## begin

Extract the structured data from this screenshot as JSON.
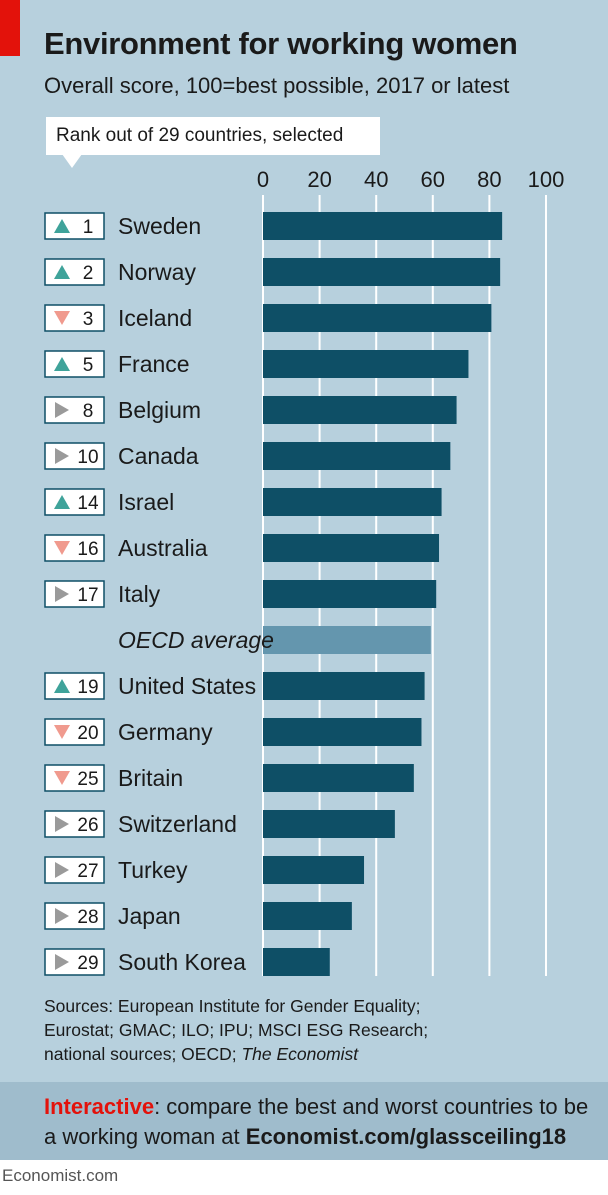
{
  "header": {
    "title": "Environment for working women",
    "subtitle": "Overall score, 100=best possible, 2017 or latest",
    "rank_caption": "Rank out of 29 countries, selected"
  },
  "colors": {
    "bar": "#0e4f66",
    "bar_average": "#6496ae",
    "up": "#3fa39a",
    "down": "#f09a8e",
    "same": "#9a9a9a",
    "background": "#b7d0dd",
    "accent": "#e3120b"
  },
  "chart_data": {
    "type": "bar",
    "orientation": "horizontal",
    "title": "Environment for working women",
    "subtitle": "Overall score, 100=best possible, 2017 or latest",
    "xlim": [
      0,
      100
    ],
    "xticks": [
      "0",
      "20",
      "40",
      "60",
      "80",
      "100"
    ],
    "categories": [
      "Sweden",
      "Norway",
      "Iceland",
      "France",
      "Belgium",
      "Canada",
      "Israel",
      "Australia",
      "Italy",
      "OECD average",
      "United States",
      "Germany",
      "Britain",
      "Switzerland",
      "Turkey",
      "Japan",
      "South Korea"
    ],
    "ranks": [
      "1",
      "2",
      "3",
      "5",
      "8",
      "10",
      "14",
      "16",
      "17",
      "",
      "19",
      "20",
      "25",
      "26",
      "27",
      "28",
      "29"
    ],
    "rank_change": [
      "up",
      "up",
      "down",
      "up",
      "same",
      "same",
      "up",
      "down",
      "same",
      "",
      "up",
      "down",
      "down",
      "same",
      "same",
      "same",
      "same"
    ],
    "values": [
      84.5,
      83.8,
      80.7,
      72.6,
      68.4,
      66.2,
      63.1,
      62.2,
      61.2,
      59.3,
      57.1,
      56.0,
      53.3,
      46.6,
      35.7,
      31.4,
      23.6
    ],
    "highlight": "OECD average"
  },
  "footer": {
    "sources_line1": "Sources: European Institute for Gender Equality;",
    "sources_line2": "Eurostat; GMAC; ILO; IPU; MSCI ESG Research;",
    "sources_line3": "national sources; OECD; ",
    "sources_italic": "The Economist",
    "promo_lead": "Interactive",
    "promo_text": ": compare the best and worst countries to be a working woman at ",
    "promo_url": "Economist.com/glassceiling18",
    "credit": "Economist.com"
  }
}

## end

Select every line above that contains the word "countries", and copy it.

*TASK RESULT:*
    "rank_caption": "Rank out of 29 countries, selected"
    "promo_text": ": compare the best and worst countries to be a working woman at ",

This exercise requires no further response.